> **What this task involves**: Gather all lines from the material that contain the word "Abfälle".

Figure collection entries:
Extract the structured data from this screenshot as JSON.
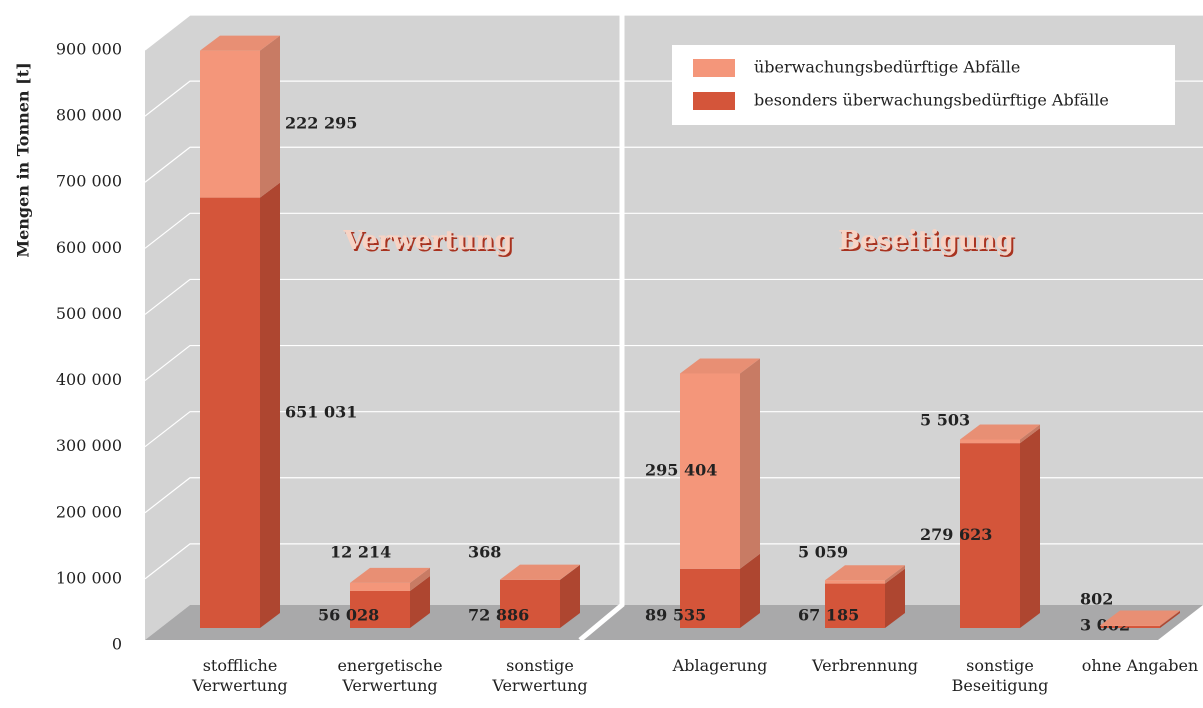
{
  "chart_data": {
    "type": "bar3d_stacked",
    "ylabel": "Mengen in Tonnen [t]",
    "categories": [
      "stoffliche\nVerwertung",
      "energetische\nVerwertung",
      "sonstige\nVerwertung",
      "Ablagerung",
      "Verbrennung",
      "sonstige\nBeseitigung",
      "ohne Angaben"
    ],
    "series": [
      {
        "name": "besonders überwachungsbedürftige Abfälle",
        "color": "#d4553a",
        "values": [
          651031,
          56028,
          72886,
          89535,
          67185,
          279623,
          3002
        ],
        "value_labels": [
          "651 031",
          "56 028",
          "72 886",
          "89 535",
          "67 185",
          "279 623",
          "3 002"
        ]
      },
      {
        "name": "überwachungsbedürftige Abfälle",
        "color": "#f4967a",
        "values": [
          222295,
          12214,
          368,
          295404,
          5059,
          5503,
          802
        ],
        "value_labels": [
          "222 295",
          "12 214",
          "368",
          "295 404",
          "5 059",
          "5 503",
          "802"
        ]
      }
    ],
    "annotations": [
      "Verwertung",
      "Beseitigung"
    ],
    "ylim": [
      0,
      900000
    ],
    "yticks": [
      0,
      {
        "value": 100000,
        "label": "100 000"
      },
      {
        "value": 200000,
        "label": "200 000"
      },
      {
        "value": 300000,
        "label": "300 000"
      },
      {
        "value": 400000,
        "label": "400 000"
      },
      {
        "value": 500000,
        "label": "500 000"
      },
      {
        "value": 600000,
        "label": "600 000"
      },
      {
        "value": 700000,
        "label": "700 000"
      },
      {
        "value": 800000,
        "label": "800 000"
      },
      {
        "value": 900000,
        "label": "900 000"
      }
    ],
    "grid": true,
    "legend": "upper right"
  }
}
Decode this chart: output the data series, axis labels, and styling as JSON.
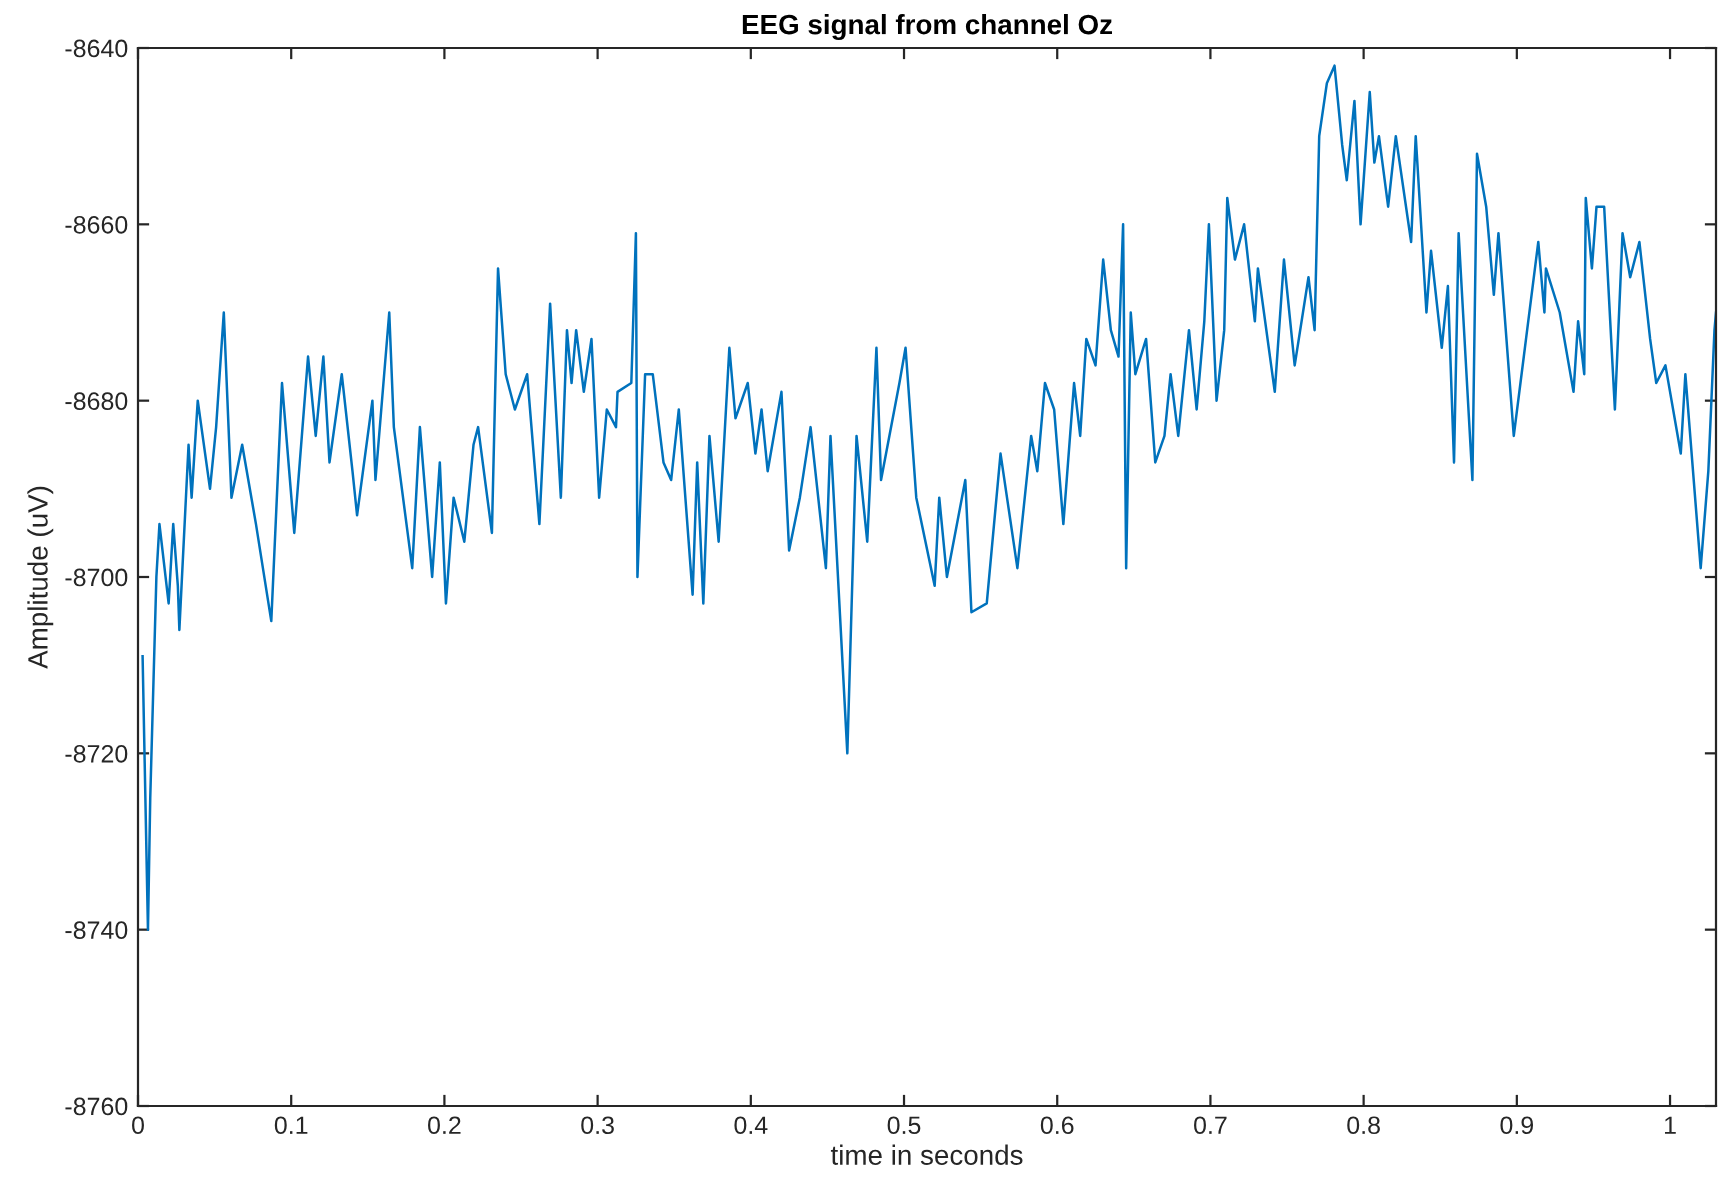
{
  "chart_data": {
    "type": "line",
    "title": "EEG signal from channel Oz",
    "xlabel": "time in seconds",
    "ylabel": "Amplitude (uV)",
    "xlim": [
      0,
      1.03
    ],
    "xticks": [
      0,
      0.1,
      0.2,
      0.3,
      0.4,
      0.5,
      0.6,
      0.7,
      0.8,
      0.9,
      1
    ],
    "ylim": [
      -8760,
      -8640
    ],
    "yticks": [
      -8760,
      -8740,
      -8720,
      -8700,
      -8680,
      -8660,
      -8640
    ],
    "grid": false,
    "marker": "none",
    "line_style": "solid",
    "series": [
      {
        "color": "#0072bd",
        "x": [
          0.003,
          0.0065,
          0.008,
          0.012,
          0.014,
          0.02,
          0.023,
          0.026,
          0.027,
          0.033,
          0.035,
          0.039,
          0.047,
          0.051,
          0.056,
          0.061,
          0.068,
          0.077,
          0.087,
          0.094,
          0.102,
          0.111,
          0.116,
          0.121,
          0.125,
          0.133,
          0.14,
          0.143,
          0.153,
          0.155,
          0.164,
          0.167,
          0.179,
          0.184,
          0.192,
          0.197,
          0.201,
          0.206,
          0.213,
          0.219,
          0.222,
          0.231,
          0.235,
          0.24,
          0.246,
          0.254,
          0.262,
          0.269,
          0.276,
          0.28,
          0.283,
          0.286,
          0.291,
          0.296,
          0.301,
          0.306,
          0.312,
          0.313,
          0.322,
          0.325,
          0.326,
          0.331,
          0.336,
          0.343,
          0.348,
          0.353,
          0.362,
          0.365,
          0.369,
          0.373,
          0.379,
          0.386,
          0.39,
          0.398,
          0.403,
          0.407,
          0.411,
          0.42,
          0.425,
          0.432,
          0.439,
          0.449,
          0.452,
          0.463,
          0.469,
          0.476,
          0.482,
          0.485,
          0.497,
          0.501,
          0.508,
          0.52,
          0.523,
          0.528,
          0.54,
          0.544,
          0.554,
          0.563,
          0.574,
          0.583,
          0.587,
          0.592,
          0.598,
          0.604,
          0.611,
          0.615,
          0.619,
          0.625,
          0.63,
          0.635,
          0.64,
          0.643,
          0.645,
          0.648,
          0.651,
          0.658,
          0.664,
          0.67,
          0.674,
          0.679,
          0.686,
          0.691,
          0.696,
          0.699,
          0.704,
          0.709,
          0.711,
          0.716,
          0.722,
          0.729,
          0.731,
          0.742,
          0.748,
          0.755,
          0.764,
          0.768,
          0.771,
          0.776,
          0.781,
          0.786,
          0.789,
          0.794,
          0.798,
          0.804,
          0.807,
          0.81,
          0.816,
          0.821,
          0.831,
          0.834,
          0.841,
          0.844,
          0.851,
          0.855,
          0.859,
          0.862,
          0.871,
          0.874,
          0.88,
          0.885,
          0.888,
          0.898,
          0.906,
          0.914,
          0.918,
          0.919,
          0.928,
          0.937,
          0.94,
          0.944,
          0.945,
          0.949,
          0.952,
          0.957,
          0.964,
          0.969,
          0.974,
          0.98,
          0.987,
          0.991,
          0.997,
          1.007,
          1.01,
          1.02,
          1.025,
          1.029,
          1.03
        ],
        "values": [
          -8709,
          -8740,
          -8725,
          -8700,
          -8694,
          -8703,
          -8694,
          -8701,
          -8706,
          -8685,
          -8691,
          -8680,
          -8690,
          -8683,
          -8670,
          -8691,
          -8685,
          -8694,
          -8705,
          -8678,
          -8695,
          -8675,
          -8684,
          -8675,
          -8687,
          -8677,
          -8688,
          -8693,
          -8680,
          -8689,
          -8670,
          -8683,
          -8699,
          -8683,
          -8700,
          -8687,
          -8703,
          -8691,
          -8696,
          -8685,
          -8683,
          -8695,
          -8665,
          -8677,
          -8681,
          -8677,
          -8694,
          -8669,
          -8691,
          -8672,
          -8678,
          -8672,
          -8679,
          -8673,
          -8691,
          -8681,
          -8683,
          -8679,
          -8678,
          -8661,
          -8700,
          -8677,
          -8677,
          -8687,
          -8689,
          -8681,
          -8702,
          -8687,
          -8703,
          -8684,
          -8696,
          -8674,
          -8682,
          -8678,
          -8686,
          -8681,
          -8688,
          -8679,
          -8697,
          -8691,
          -8683,
          -8699,
          -8684,
          -8720,
          -8684,
          -8696,
          -8674,
          -8689,
          -8678,
          -8674,
          -8691,
          -8701,
          -8691,
          -8700,
          -8689,
          -8704,
          -8703,
          -8686,
          -8699,
          -8684,
          -8688,
          -8678,
          -8681,
          -8694,
          -8678,
          -8684,
          -8673,
          -8676,
          -8664,
          -8672,
          -8675,
          -8660,
          -8699,
          -8670,
          -8677,
          -8673,
          -8687,
          -8684,
          -8677,
          -8684,
          -8672,
          -8681,
          -8671,
          -8660,
          -8680,
          -8672,
          -8657,
          -8664,
          -8660,
          -8671,
          -8665,
          -8679,
          -8664,
          -8676,
          -8666,
          -8672,
          -8650,
          -8644,
          -8642,
          -8651,
          -8655,
          -8646,
          -8660,
          -8645,
          -8653,
          -8650,
          -8658,
          -8650,
          -8662,
          -8650,
          -8670,
          -8663,
          -8674,
          -8667,
          -8687,
          -8661,
          -8689,
          -8652,
          -8658,
          -8668,
          -8661,
          -8684,
          -8673,
          -8662,
          -8670,
          -8665,
          -8670,
          -8679,
          -8671,
          -8677,
          -8657,
          -8665,
          -8658,
          -8658,
          -8681,
          -8661,
          -8666,
          -8662,
          -8673,
          -8678,
          -8676,
          -8686,
          -8677,
          -8699,
          -8688,
          -8672,
          -8670
        ]
      }
    ]
  }
}
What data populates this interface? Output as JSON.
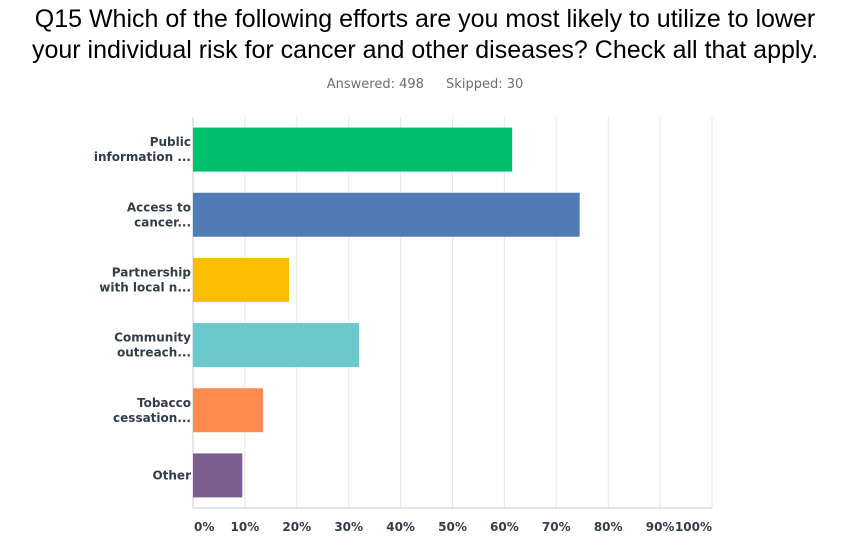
{
  "title_line1": "Q15 Which of the following efforts are you most likely to utilize to lower",
  "title_line2": "your individual risk for cancer and other diseases?  Check all that apply.",
  "answered": "Answered: 498",
  "skipped": "Skipped: 30",
  "chart_data": {
    "type": "bar",
    "orientation": "horizontal",
    "categories": [
      [
        "Public",
        "information ..."
      ],
      [
        "Access to",
        "cancer..."
      ],
      [
        "Partnership",
        "with local n..."
      ],
      [
        "Community",
        "outreach..."
      ],
      [
        "Tobacco",
        "cessation..."
      ],
      [
        "Other"
      ]
    ],
    "values": [
      61.5,
      74.5,
      18.5,
      32,
      13.5,
      9.5
    ],
    "colors": [
      "#00bf6f",
      "#507cb6",
      "#f9be00",
      "#6bc8cd",
      "#ff8b4f",
      "#7d5e90"
    ],
    "xlim": [
      0,
      100
    ],
    "x_ticks": [
      "0%",
      "10%",
      "20%",
      "30%",
      "40%",
      "50%",
      "60%",
      "70%",
      "80%",
      "90%",
      "100%"
    ],
    "grid": true
  }
}
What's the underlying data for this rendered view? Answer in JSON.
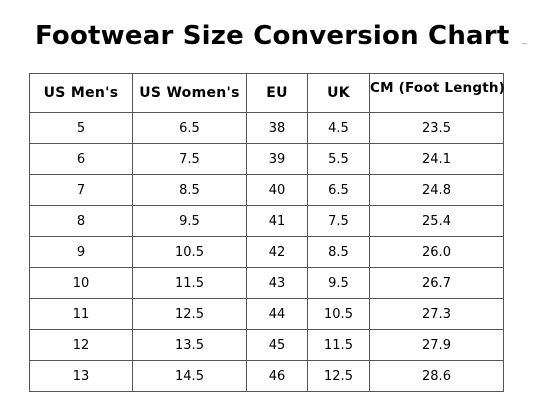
{
  "title": "Footwear Size Conversion Chart",
  "table": {
    "headers": [
      "US Men's",
      "US Women's",
      "EU",
      "UK",
      "CM (Foot Length)"
    ],
    "rows": [
      [
        "5",
        "6.5",
        "38",
        "4.5",
        "23.5"
      ],
      [
        "6",
        "7.5",
        "39",
        "5.5",
        "24.1"
      ],
      [
        "7",
        "8.5",
        "40",
        "6.5",
        "24.8"
      ],
      [
        "8",
        "9.5",
        "41",
        "7.5",
        "25.4"
      ],
      [
        "9",
        "10.5",
        "42",
        "8.5",
        "26.0"
      ],
      [
        "10",
        "11.5",
        "43",
        "9.5",
        "26.7"
      ],
      [
        "11",
        "12.5",
        "44",
        "10.5",
        "27.3"
      ],
      [
        "12",
        "13.5",
        "45",
        "11.5",
        "27.9"
      ],
      [
        "13",
        "14.5",
        "46",
        "12.5",
        "28.6"
      ]
    ]
  }
}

> **Output below**:
        "name": "besonders überwachungsbedürftige Abfälle",
        "name": "überwachungsbedürftige Abfälle",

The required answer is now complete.